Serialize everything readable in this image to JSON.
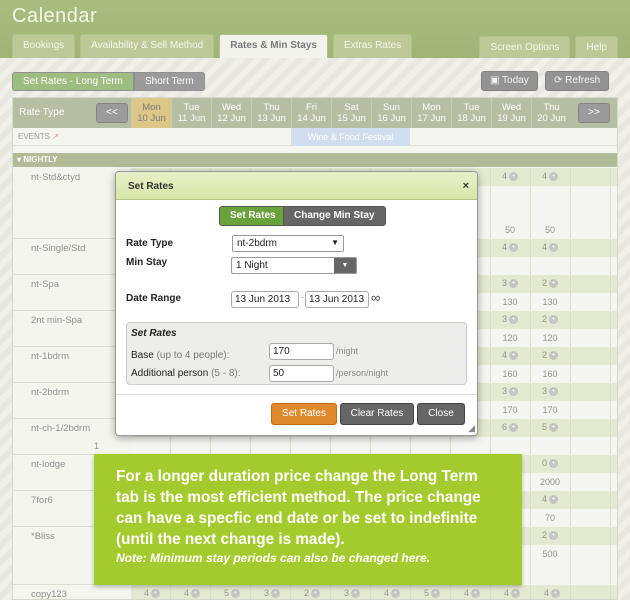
{
  "app": {
    "title": "Calendar"
  },
  "tabs": [
    {
      "label": "Bookings"
    },
    {
      "label": "Availability & Sell Method"
    },
    {
      "label": "Rates & Min Stays",
      "active": true
    },
    {
      "label": "Extras Rates"
    }
  ],
  "header_right": {
    "screen_options": "Screen Options",
    "help": "Help"
  },
  "term_toggle": {
    "long_term": "Set Rates - Long Term",
    "short_term": "Short Term"
  },
  "toolbar": {
    "today": "Today",
    "refresh": "Refresh"
  },
  "calendar": {
    "rate_type_label": "Rate Type",
    "prev": "<<",
    "next": ">>",
    "days": [
      {
        "dow": "Mon",
        "date": "10 Jun",
        "today": true
      },
      {
        "dow": "Tue",
        "date": "11 Jun"
      },
      {
        "dow": "Wed",
        "date": "12 Jun"
      },
      {
        "dow": "Thu",
        "date": "13 Jun"
      },
      {
        "dow": "Fri",
        "date": "14 Jun"
      },
      {
        "dow": "Sat",
        "date": "15 Jun"
      },
      {
        "dow": "Sun",
        "date": "16 Jun"
      },
      {
        "dow": "Mon",
        "date": "17 Jun"
      },
      {
        "dow": "Tue",
        "date": "18 Jun"
      },
      {
        "dow": "Wed",
        "date": "19 Jun"
      },
      {
        "dow": "Thu",
        "date": "20 Jun"
      }
    ],
    "events_label": "EVENTS",
    "event_name": "Wine & Food Festival",
    "group_label": "NIGHTLY",
    "rows": [
      {
        "name": "nt-Std&ctyd",
        "col9": "4",
        "col10": "4",
        "rate9": "50",
        "rate10": "50"
      },
      {
        "name": "nt-Single/Std",
        "col9": "4",
        "col10": "4"
      },
      {
        "name": "nt-Spa",
        "col9": "3",
        "col10": "2",
        "rate9": "130",
        "rate10": "130"
      },
      {
        "name": "2nt min-Spa",
        "col9": "3",
        "col10": "2",
        "rate9": "120",
        "rate10": "120"
      },
      {
        "name": "nt-1bdrm",
        "col9": "4",
        "col10": "2",
        "rate9": "160",
        "rate10": "160"
      },
      {
        "name": "nt-2bdrm",
        "col9": "3",
        "col10": "3",
        "rate9": "170",
        "rate10": "170"
      },
      {
        "name": "nt-ch-1/2bdrm",
        "col9": "6",
        "col10": "5",
        "extra": "1"
      },
      {
        "name": "nt-lodge",
        "col10": "0",
        "rate10": "2000"
      },
      {
        "name": "7for6",
        "col10": "4",
        "rate10": "70"
      },
      {
        "name": "*Bliss",
        "col10": "2",
        "rate10": "500"
      },
      {
        "name": "copy123",
        "cells": [
          "4",
          "4",
          "5",
          "3",
          "2",
          "3",
          "4",
          "5",
          "4",
          "4",
          "4"
        ]
      }
    ]
  },
  "modal": {
    "title": "Set Rates",
    "close": "×",
    "toggle_set_rates": "Set Rates",
    "toggle_min_stay": "Change Min Stay",
    "rate_type_label": "Rate Type",
    "rate_type_value": "nt-2bdrm",
    "min_stay_label": "Min Stay",
    "min_stay_value": "1 Night",
    "date_range_label": "Date Range",
    "date_from": "13 Jun 2013",
    "date_sep": "-",
    "date_to": "13 Jun 2013",
    "infinity": "∞",
    "fieldset_title": "Set Rates",
    "base_label": "Base",
    "base_hint": "(up to 4 people):",
    "base_value": "170",
    "base_unit": "/night",
    "additional_label": "Additional person",
    "additional_hint": "(5 - 8):",
    "additional_value": "50",
    "additional_unit": "/person/night",
    "btn_set": "Set Rates",
    "btn_clear": "Clear Rates",
    "btn_close": "Close"
  },
  "callout": {
    "text": "For a longer duration price change the Long Term tab is the most efficient method. The price change can have a specfic end date or be set to indefinite (until the next change is made).",
    "note": "Note: Minimum stay periods can also be changed here."
  },
  "colors": {
    "header": "#728f32",
    "accent": "#a4cb2d",
    "today": "#c9a94a",
    "event": "#b7cde8",
    "orange": "#e08a2e"
  }
}
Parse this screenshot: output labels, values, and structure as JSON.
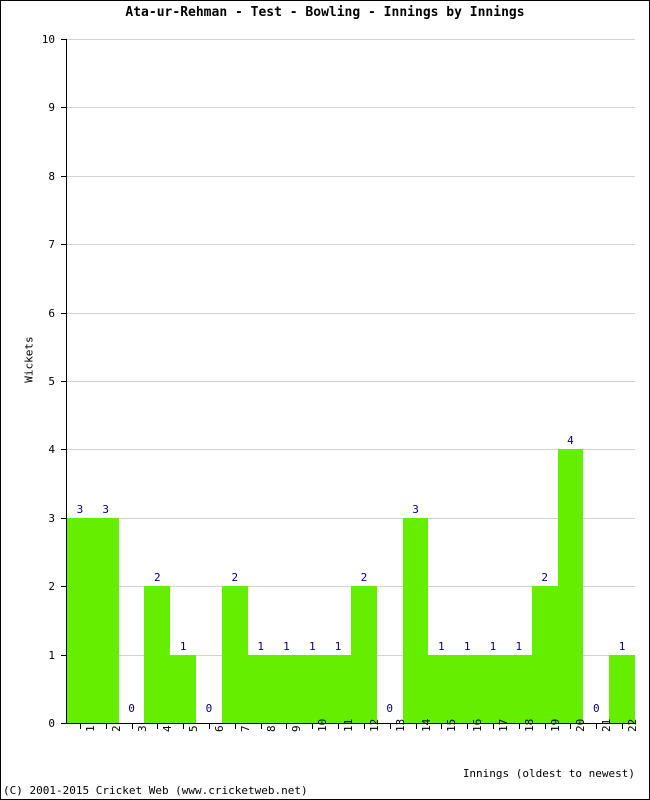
{
  "footer": {
    "copyright": "(C) 2001-2015 Cricket Web (www.cricketweb.net)"
  },
  "colors": {
    "bar": "#66EE00",
    "value_label": "#000080",
    "gridline": "#D2D2D2",
    "axis": "#000000",
    "background": "#FFFFFF"
  },
  "chart_data": {
    "type": "bar",
    "title": "Ata-ur-Rehman - Test - Bowling - Innings by Innings",
    "xlabel": "Innings (oldest to newest)",
    "ylabel": "Wickets",
    "ylim": [
      0,
      10
    ],
    "ytick_step": 1,
    "yticks": [
      "0",
      "1",
      "2",
      "3",
      "4",
      "5",
      "6",
      "7",
      "8",
      "9",
      "10"
    ],
    "grid": true,
    "legend": false,
    "categories": [
      "1",
      "2",
      "3",
      "4",
      "5",
      "6",
      "7",
      "8",
      "9",
      "10",
      "11",
      "12",
      "13",
      "14",
      "15",
      "16",
      "17",
      "18",
      "19",
      "20",
      "21",
      "22"
    ],
    "values": [
      3,
      3,
      0,
      2,
      1,
      0,
      2,
      1,
      1,
      1,
      1,
      2,
      0,
      3,
      1,
      1,
      1,
      1,
      2,
      4,
      0,
      1
    ],
    "value_labels": [
      "3",
      "3",
      "0",
      "2",
      "1",
      "0",
      "2",
      "1",
      "1",
      "1",
      "1",
      "2",
      "0",
      "3",
      "1",
      "1",
      "1",
      "1",
      "2",
      "4",
      "0",
      "1"
    ]
  }
}
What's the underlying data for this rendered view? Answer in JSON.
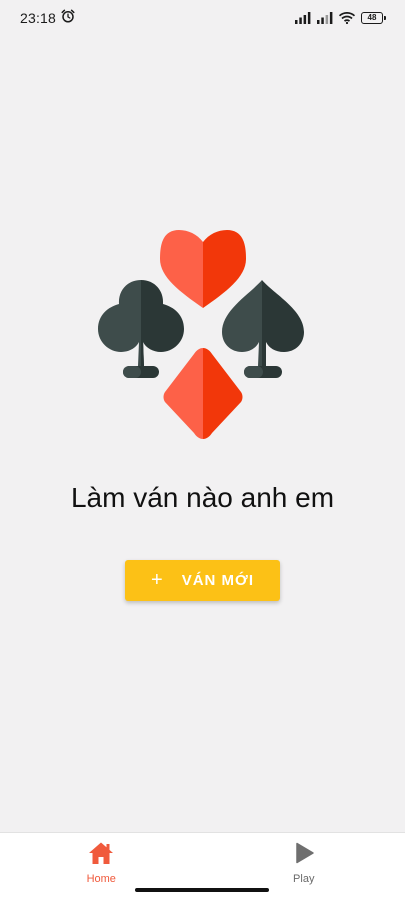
{
  "status_bar": {
    "time": "23:18",
    "battery_level": "48"
  },
  "main": {
    "headline": "Làm ván nào anh em",
    "new_game_button": {
      "icon": "plus-icon",
      "icon_glyph": "+",
      "label": "VÁN MỚI"
    },
    "illustration": {
      "suits": [
        "heart-icon",
        "club-icon",
        "spade-icon",
        "diamond-icon"
      ]
    }
  },
  "bottom_nav": {
    "items": [
      {
        "label": "Home",
        "icon": "home-icon",
        "active": true
      },
      {
        "label": "Play",
        "icon": "play-icon",
        "active": false
      }
    ]
  },
  "colors": {
    "accent": "#f05a3c",
    "button": "#fcc116",
    "suit_red_light": "#fd6148",
    "suit_red_dark": "#f2370a",
    "suit_dark_light": "#3e4c4b",
    "suit_dark_dark": "#2b3736",
    "background": "#f2f1f2"
  }
}
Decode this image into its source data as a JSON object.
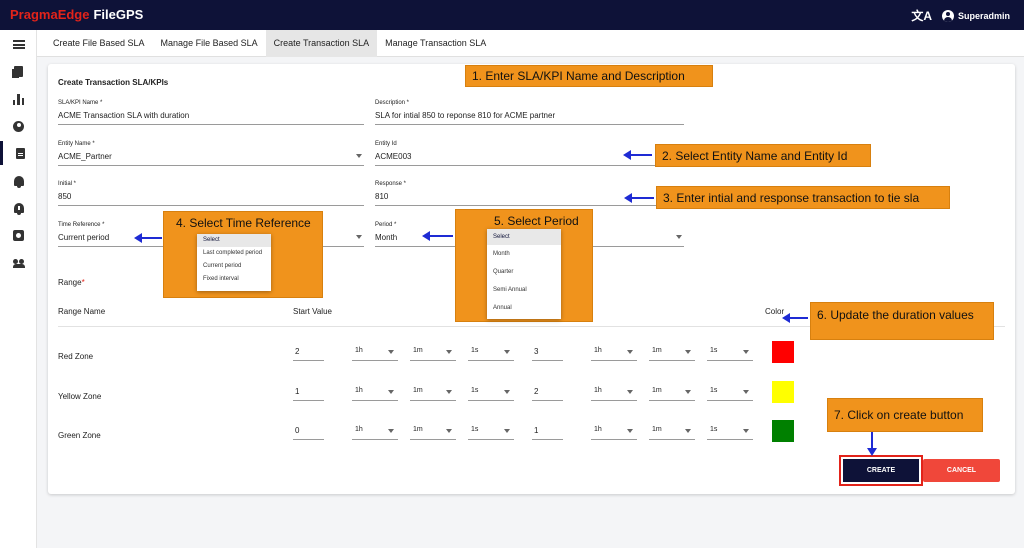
{
  "app": {
    "brand_part1": "PragmaEdge",
    "brand_part2": "FileGPS",
    "user": "Superadmin",
    "lang_icon": "translate-icon"
  },
  "tabs": [
    {
      "label": "Create File Based SLA"
    },
    {
      "label": "Manage File Based SLA"
    },
    {
      "label": "Create Transaction SLA",
      "active": true
    },
    {
      "label": "Manage Transaction SLA"
    }
  ],
  "sidebar": {
    "icons": [
      "menu-icon",
      "documents-icon",
      "bar-chart-icon",
      "account-icon",
      "document-icon",
      "bell-icon",
      "alert-bell-icon",
      "settings-box-icon",
      "group-icon"
    ],
    "active_index": 4
  },
  "form": {
    "title": "Create Transaction SLA/KPIs",
    "sla_name": {
      "label": "SLA/KPI Name *",
      "value": "ACME Transaction SLA with duration"
    },
    "description": {
      "label": "Description *",
      "value": "SLA for intial 850 to reponse 810 for ACME partner"
    },
    "entity_name": {
      "label": "Entity Name *",
      "value": "ACME_Partner"
    },
    "entity_id": {
      "label": "Entity Id",
      "value": "ACME003"
    },
    "initial": {
      "label": "Initial *",
      "value": "850"
    },
    "response": {
      "label": "Response *",
      "value": "810"
    },
    "time_reference": {
      "label": "Time Reference *",
      "value": "Current period",
      "options": [
        "Select",
        "Last completed period",
        "Current period",
        "Fixed interval"
      ]
    },
    "period": {
      "label": "Period *",
      "value": "Month",
      "options": [
        "Select",
        "Month",
        "Quarter",
        "Semi Annual",
        "Annual"
      ]
    }
  },
  "range": {
    "title": "Range",
    "required_mark": "*",
    "headers": {
      "name": "Range Name",
      "start": "Start Value",
      "color": "Color"
    },
    "rows": [
      {
        "name": "Red Zone",
        "start": "2",
        "start_h": "1h",
        "start_m": "1m",
        "start_s": "1s",
        "end": "3",
        "end_h": "1h",
        "end_m": "1m",
        "end_s": "1s",
        "color": "#ff0000"
      },
      {
        "name": "Yellow Zone",
        "start": "1",
        "start_h": "1h",
        "start_m": "1m",
        "start_s": "1s",
        "end": "2",
        "end_h": "1h",
        "end_m": "1m",
        "end_s": "1s",
        "color": "#ffff00"
      },
      {
        "name": "Green Zone",
        "start": "0",
        "start_h": "1h",
        "start_m": "1m",
        "start_s": "1s",
        "end": "1",
        "end_h": "1h",
        "end_m": "1m",
        "end_s": "1s",
        "color": "#008000"
      }
    ]
  },
  "buttons": {
    "create": "CREATE",
    "cancel": "CANCEL"
  },
  "annotations": {
    "step1": "1. Enter SLA/KPI Name and Description",
    "step2": "2. Select Entity Name and Entity Id",
    "step3": "3. Enter intial and response transaction to tie sla",
    "step4": "4. Select Time Reference",
    "step5": "5. Select Period",
    "step6": "6. Update the duration values",
    "step7": "7. Click on create button",
    "callout_color": "#f0931c",
    "arrow_color": "#1e2bd4"
  }
}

Written exercise: Show each line of the data that contains the string "person".

Exercise response:
    "additional_label": "Additional person",
    "additional_unit": "/person/night",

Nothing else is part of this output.